Dataset records -
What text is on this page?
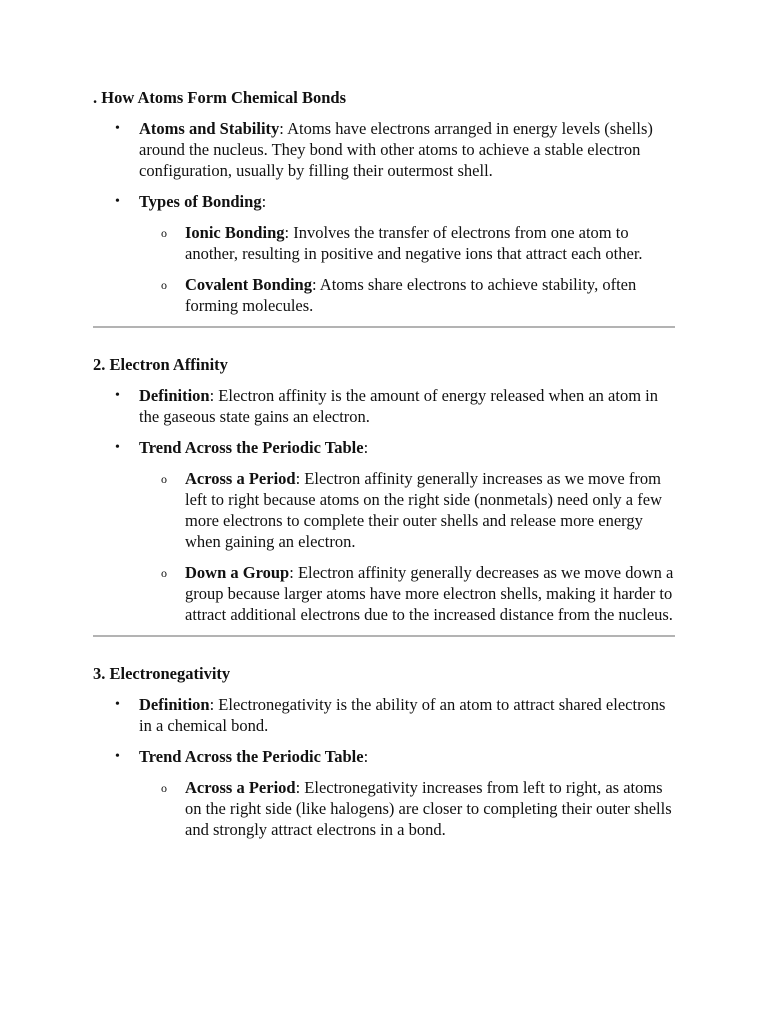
. How Atoms Form Chemical Bonds
• Atoms and Stability: Atoms have electrons arranged in energy levels (shells) around the nucleus. They bond with other atoms to achieve a stable electron configuration, usually by filling their outermost shell.
• Types of Bonding:
o Ionic Bonding: Involves the transfer of electrons from one atom to another, resulting in positive and negative ions that attract each other.
o Covalent Bonding: Atoms share electrons to achieve stability, often forming molecules.
2. Electron Affinity
• Definition: Electron affinity is the amount of energy released when an atom in the gaseous state gains an electron.
• Trend Across the Periodic Table:
o Across a Period: Electron affinity generally increases as we move from left to right because atoms on the right side (nonmetals) need only a few more electrons to complete their outer shells and release more energy when gaining an electron.
o Down a Group: Electron affinity generally decreases as we move down a group because larger atoms have more electron shells, making it harder to attract additional electrons due to the increased distance from the nucleus.
3. Electronegativity
• Definition: Electronegativity is the ability of an atom to attract shared electrons in a chemical bond.
• Trend Across the Periodic Table:
o Across a Period: Electronegativity increases from left to right, as atoms on the right side (like halogens) are closer to completing their outer shells and strongly attract electrons in a bond.
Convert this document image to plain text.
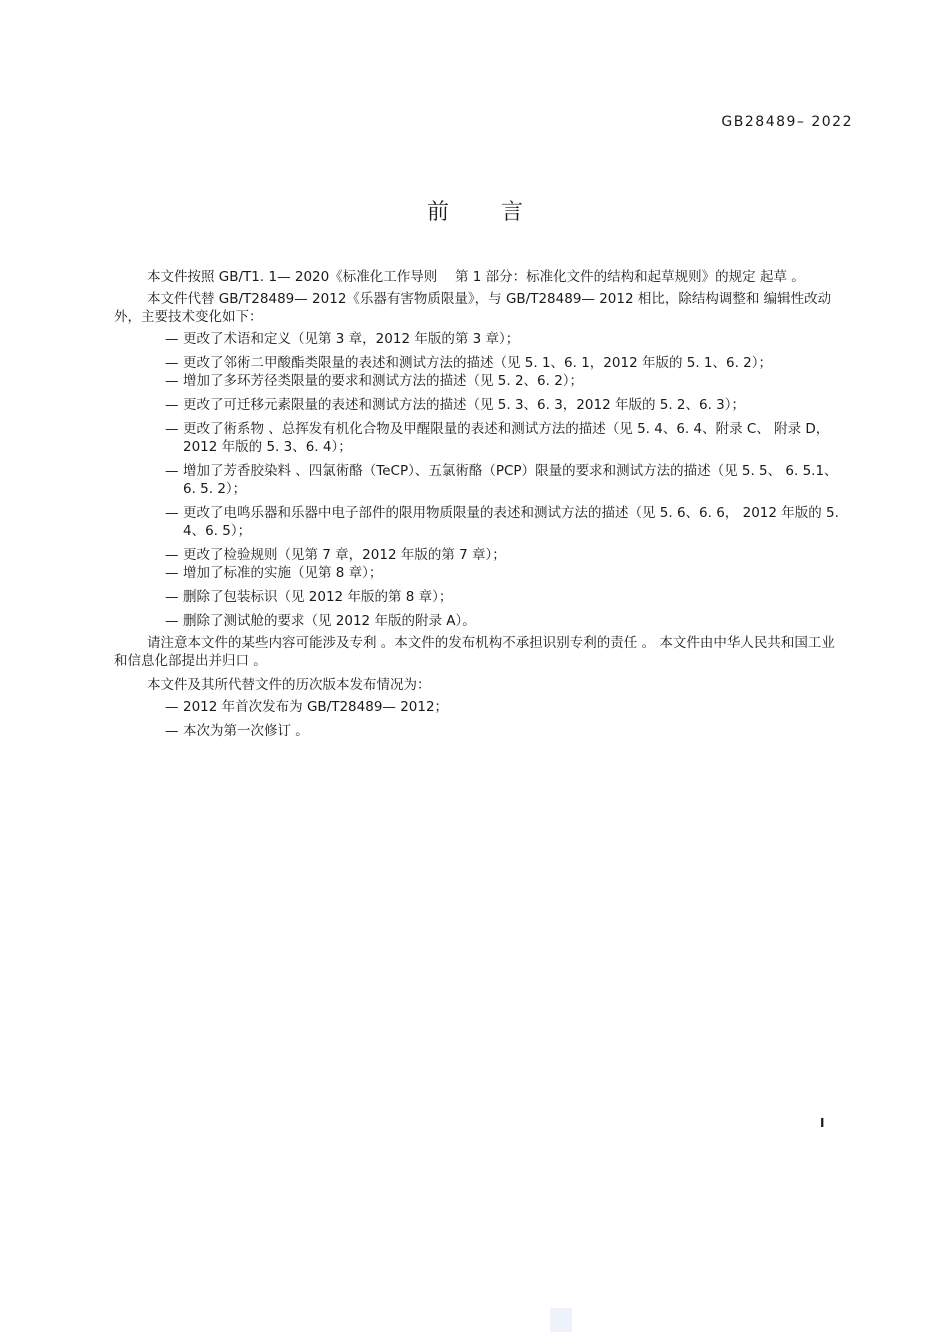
GB28489– 2022
前言

本文件按照 GB/T1. 1— 2020《标准化工作导则　 第 1 部分：标准化文件的结构和起草规则》的规定 起草 。

本文件代替 GB/T28489— 2012《乐器有害物质限量》，与 GB/T28489— 2012 相比，除结构调整和 编辑性改动外，主要技术变化如下：

— 更改了术语和定义（见第 3 章，2012 年版的第 3 章）；
— 更改了邻術二甲酸酯类限量的表述和测试方法的描述（见 5. 1、6. 1，2012 年版的 5. 1、6. 2）；
— 增加了多环芳径类限量的要求和测试方法的描述（见 5. 2、6. 2）；
— 更改了可迁移元素限量的表述和测试方法的描述（见 5. 3、6. 3，2012 年版的 5. 2、6. 3）；
— 更改了術系物 、总挥发有机化合物及甲醒限量的表述和测试方法的描述（见 5. 4、6. 4、附录 C、 附录 D，2012 年版的 5. 3、6. 4）；
— 增加了芳香胶染料 、四氯術酪（TeCP）、五氯術酪（PCP）限量的要求和测试方法的描述（见 5. 5、 6. 5.1、6. 5. 2）；
— 更改了电鸣乐器和乐器中电子部件的限用物质限量的表述和测试方法的描述（见 5. 6、6. 6， 2012 年版的 5. 4、6. 5）；
— 更改了检验规则（见第 7 章，2012 年版的第 7 章）；
— 增加了标准的实施（见第 8 章）；
— 删除了包装标识（见 2012 年版的第 8 章）；
— 删除了测试舱的要求（见 2012 年版的附录 A）。

请注意本文件的某些内容可能涉及专利 。本文件的发布机构不承担识别专利的责任 。 本文件由中华人民共和国工业和信息化部提出并归口 。

本文件及其所代替文件的历次版本发布情况为：

— 2012 年首次发布为 GB/T28489— 2012；
— 本次为第一次修订 。
I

Task to complete -
Compute how many lines include the string "have", then give that number by itself.

Solution to this exercise -
2